(Figure content listings)

— begin —

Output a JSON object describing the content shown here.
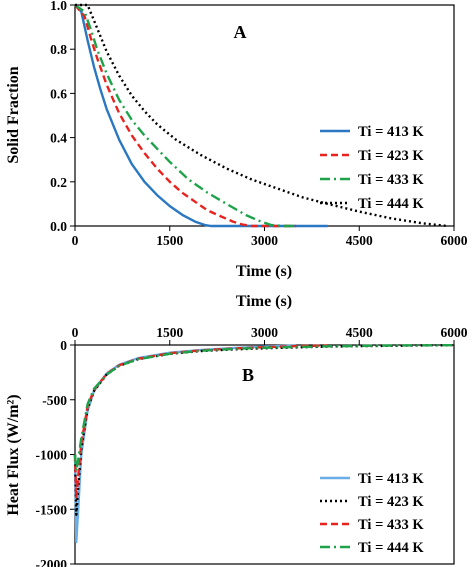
{
  "chart_data": [
    {
      "type": "line",
      "panel_label": "A",
      "xlabel": "Time (s)",
      "ylabel": "Solid Fraction",
      "xlim": [
        0,
        6000
      ],
      "ylim": [
        0,
        1.0
      ],
      "x_ticks": [
        "0",
        "1500",
        "3000",
        "4500",
        "6000"
      ],
      "y_ticks": [
        "0.0",
        "0.2",
        "0.4",
        "0.6",
        "0.8",
        "1.0"
      ],
      "grid": false,
      "legend_position": "lower-right",
      "series": [
        {
          "name": "Ti = 413 K",
          "color": "#2a78c2",
          "dash": "solid",
          "x": [
            0,
            100,
            200,
            300,
            400,
            500,
            700,
            900,
            1100,
            1300,
            1500,
            1700,
            1900,
            2050,
            2150,
            2400,
            3000,
            4000
          ],
          "y": [
            1.0,
            0.97,
            0.84,
            0.72,
            0.62,
            0.53,
            0.39,
            0.28,
            0.2,
            0.14,
            0.09,
            0.05,
            0.02,
            0.005,
            0.0,
            0.0,
            0.0,
            0.0
          ]
        },
        {
          "name": "Ti = 423 K",
          "color": "#e8231f",
          "dash": "dashed",
          "x": [
            0,
            150,
            250,
            350,
            500,
            700,
            900,
            1100,
            1300,
            1500,
            1700,
            1900,
            2100,
            2300,
            2500,
            2650,
            2800,
            3000,
            3500
          ],
          "y": [
            1.0,
            0.95,
            0.85,
            0.76,
            0.64,
            0.51,
            0.41,
            0.33,
            0.26,
            0.2,
            0.15,
            0.11,
            0.07,
            0.045,
            0.02,
            0.007,
            0.0,
            0.0,
            0.0
          ]
        },
        {
          "name": "Ti = 433 K",
          "color": "#1fa34a",
          "dash": "dashdot",
          "x": [
            0,
            150,
            250,
            350,
            500,
            700,
            900,
            1100,
            1300,
            1500,
            1800,
            2100,
            2400,
            2700,
            2900,
            3100,
            3300,
            3500
          ],
          "y": [
            1.0,
            0.97,
            0.89,
            0.8,
            0.69,
            0.57,
            0.48,
            0.41,
            0.35,
            0.29,
            0.21,
            0.15,
            0.1,
            0.05,
            0.025,
            0.005,
            0.0,
            0.0
          ]
        },
        {
          "name": "Ti = 444 K",
          "color": "#000000",
          "dash": "dotted",
          "x": [
            0,
            200,
            300,
            400,
            500,
            700,
            900,
            1100,
            1300,
            1600,
            2000,
            2400,
            2800,
            3200,
            3600,
            4000,
            4500,
            5000,
            5500,
            5900
          ],
          "y": [
            1.0,
            1.0,
            0.93,
            0.86,
            0.79,
            0.68,
            0.59,
            0.52,
            0.46,
            0.39,
            0.32,
            0.26,
            0.21,
            0.17,
            0.13,
            0.1,
            0.065,
            0.035,
            0.012,
            0.0
          ]
        }
      ]
    },
    {
      "type": "line",
      "panel_label": "B",
      "xlabel": "Time (s)",
      "ylabel": "Heat Flux (W/m²)",
      "xlim": [
        0,
        6000
      ],
      "ylim": [
        -2000,
        0
      ],
      "x_ticks": [
        "0",
        "1500",
        "3000",
        "4500",
        "6000"
      ],
      "y_ticks": [
        "0",
        "-500",
        "-1000",
        "-1500",
        "-2000"
      ],
      "grid": false,
      "legend_position": "lower-right",
      "series": [
        {
          "name": "Ti = 413 K",
          "color": "#6aaee6",
          "dash": "solid",
          "x": [
            0,
            20,
            50,
            100,
            200,
            300,
            500,
            700,
            1000,
            1500,
            2000,
            2500,
            3000,
            3500
          ],
          "y": [
            -1000,
            -1800,
            -1500,
            -1000,
            -600,
            -420,
            -260,
            -180,
            -120,
            -70,
            -45,
            -28,
            -15,
            -5
          ]
        },
        {
          "name": "Ti = 423 K",
          "color": "#000000",
          "dash": "dotted",
          "x": [
            0,
            20,
            50,
            100,
            200,
            300,
            500,
            700,
            1000,
            1500,
            2000,
            2500,
            3000,
            3500,
            4000,
            4500,
            5000,
            5500,
            6000
          ],
          "y": [
            -1000,
            -1550,
            -1300,
            -950,
            -580,
            -420,
            -270,
            -190,
            -130,
            -80,
            -55,
            -40,
            -30,
            -22,
            -15,
            -10,
            -7,
            -4,
            -2
          ]
        },
        {
          "name": "Ti = 433 K",
          "color": "#e8231f",
          "dash": "dashed",
          "x": [
            0,
            20,
            50,
            100,
            200,
            300,
            500,
            700,
            1000,
            1500,
            2000,
            2500,
            3000,
            3500,
            4000
          ],
          "y": [
            -1000,
            -1400,
            -1200,
            -900,
            -560,
            -410,
            -265,
            -185,
            -125,
            -75,
            -48,
            -32,
            -20,
            -10,
            -5
          ]
        },
        {
          "name": "Ti = 444 K",
          "color": "#1fa34a",
          "dash": "dashdot",
          "x": [
            0,
            20,
            50,
            100,
            200,
            300,
            500,
            700,
            1000,
            1500,
            2000,
            2500,
            3000,
            3500,
            4000,
            4500,
            5000,
            5500,
            6000
          ],
          "y": [
            -1000,
            -1150,
            -1050,
            -850,
            -540,
            -400,
            -270,
            -190,
            -130,
            -80,
            -52,
            -36,
            -26,
            -18,
            -12,
            -8,
            -5,
            -3,
            -2
          ]
        }
      ]
    }
  ]
}
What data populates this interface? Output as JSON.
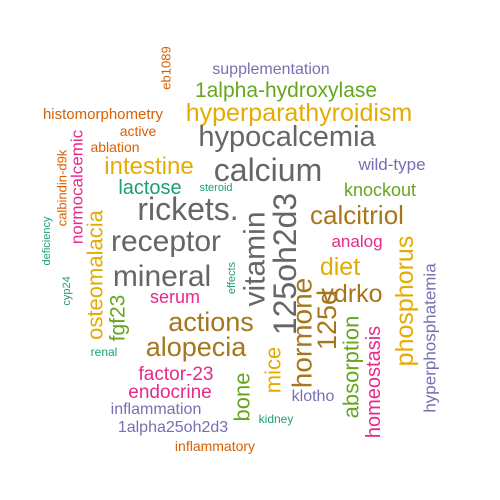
{
  "colors": {
    "green": "#1b9e77",
    "orange": "#d95f02",
    "purple": "#7570b3",
    "magenta": "#e7298a",
    "olive": "#66a61e",
    "gold": "#e6ab02",
    "brown": "#a6761d",
    "gray": "#666666"
  },
  "words": [
    {
      "text": "supplementation",
      "color": "purple"
    },
    {
      "text": "eb1089",
      "color": "orange"
    },
    {
      "text": "1alpha-hydroxylase",
      "color": "olive"
    },
    {
      "text": "histomorphometry",
      "color": "orange"
    },
    {
      "text": "hyperparathyroidism",
      "color": "gold"
    },
    {
      "text": "active",
      "color": "orange"
    },
    {
      "text": "hypocalcemia",
      "color": "gray"
    },
    {
      "text": "ablation",
      "color": "orange"
    },
    {
      "text": "intestine",
      "color": "gold"
    },
    {
      "text": "calcium",
      "color": "gray"
    },
    {
      "text": "wild-type",
      "color": "purple"
    },
    {
      "text": "lactose",
      "color": "green"
    },
    {
      "text": "steroid",
      "color": "green"
    },
    {
      "text": "knockout",
      "color": "olive"
    },
    {
      "text": "rickets.",
      "color": "gray"
    },
    {
      "text": "calcitriol",
      "color": "brown"
    },
    {
      "text": "receptor",
      "color": "gray"
    },
    {
      "text": "analog",
      "color": "magenta"
    },
    {
      "text": "diet",
      "color": "gold"
    },
    {
      "text": "mineral",
      "color": "gray"
    },
    {
      "text": "vdrko",
      "color": "brown"
    },
    {
      "text": "serum",
      "color": "magenta"
    },
    {
      "text": "actions",
      "color": "brown"
    },
    {
      "text": "alopecia",
      "color": "brown"
    },
    {
      "text": "factor-23",
      "color": "magenta"
    },
    {
      "text": "endocrine",
      "color": "magenta"
    },
    {
      "text": "inflammation",
      "color": "purple"
    },
    {
      "text": "klotho",
      "color": "purple"
    },
    {
      "text": "kidney",
      "color": "green"
    },
    {
      "text": "1alpha25oh2d3",
      "color": "purple"
    },
    {
      "text": "inflammatory",
      "color": "orange"
    },
    {
      "text": "renal",
      "color": "green"
    },
    {
      "text": "calbindin-d9k",
      "color": "orange"
    },
    {
      "text": "normocalcemic",
      "color": "magenta"
    },
    {
      "text": "deficiency",
      "color": "green"
    },
    {
      "text": "osteomalacia",
      "color": "gold"
    },
    {
      "text": "cyp24",
      "color": "green"
    },
    {
      "text": "fgf23",
      "color": "olive"
    },
    {
      "text": "effects",
      "color": "green"
    },
    {
      "text": "vitamin",
      "color": "gray"
    },
    {
      "text": "125oh2d3",
      "color": "gray"
    },
    {
      "text": "bone",
      "color": "olive"
    },
    {
      "text": "mice",
      "color": "gold"
    },
    {
      "text": "hormone",
      "color": "brown"
    },
    {
      "text": "125d",
      "color": "brown"
    },
    {
      "text": "absorption",
      "color": "olive"
    },
    {
      "text": "homeostasis",
      "color": "magenta"
    },
    {
      "text": "phosphorus",
      "color": "gold"
    },
    {
      "text": "hyperphosphatemia",
      "color": "purple"
    }
  ]
}
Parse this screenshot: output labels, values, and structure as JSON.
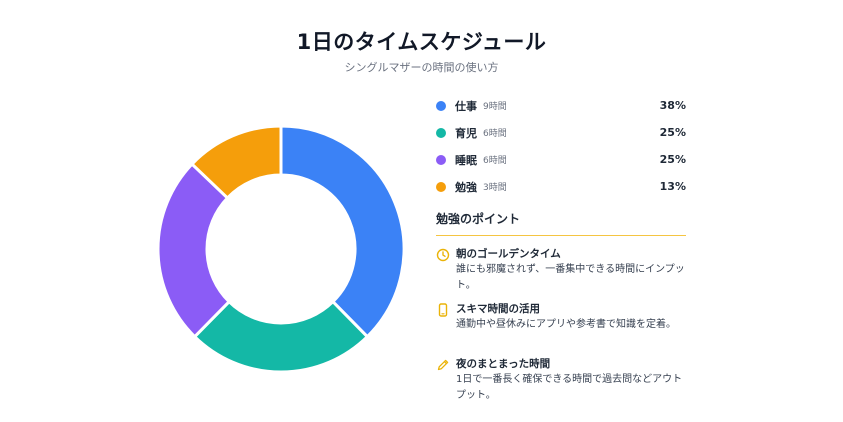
{
  "header": {
    "title": "1日のタイムスケジュール",
    "subtitle": "シングルマザーの時間の使い方"
  },
  "chart_data": {
    "type": "pie",
    "categories": [
      "仕事",
      "育児",
      "睡眠",
      "勉強"
    ],
    "hours": [
      "9時間",
      "6時間",
      "6時間",
      "3時間"
    ],
    "values": [
      38,
      25,
      25,
      13
    ],
    "percent_labels": [
      "38%",
      "25%",
      "25%",
      "13%"
    ],
    "colors": [
      "#3b82f6",
      "#14b8a6",
      "#8b5cf6",
      "#f59e0b"
    ],
    "legend_position": "right"
  },
  "tips": {
    "title": "勉強のポイント",
    "accent": "#eab308",
    "items": [
      {
        "icon": "clock-icon",
        "heading": "朝のゴールデンタイム",
        "text": "誰にも邪魔されず、一番集中できる時間にインプット。"
      },
      {
        "icon": "smartphone-icon",
        "heading": "スキマ時間の活用",
        "text": "通勤中や昼休みにアプリや参考書で知識を定着。"
      },
      {
        "icon": "pencil-icon",
        "heading": "夜のまとまった時間",
        "text": "1日で一番長く確保できる時間で過去問などアウトプット。"
      }
    ]
  }
}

— end —

■ JOB
Copy out each line in the listing that has the word "type".

■ SOLUTION TO THE PROBLEM
      "type": "line",
      "type": "line",
      "text": "wild-type",
    "type": "pie",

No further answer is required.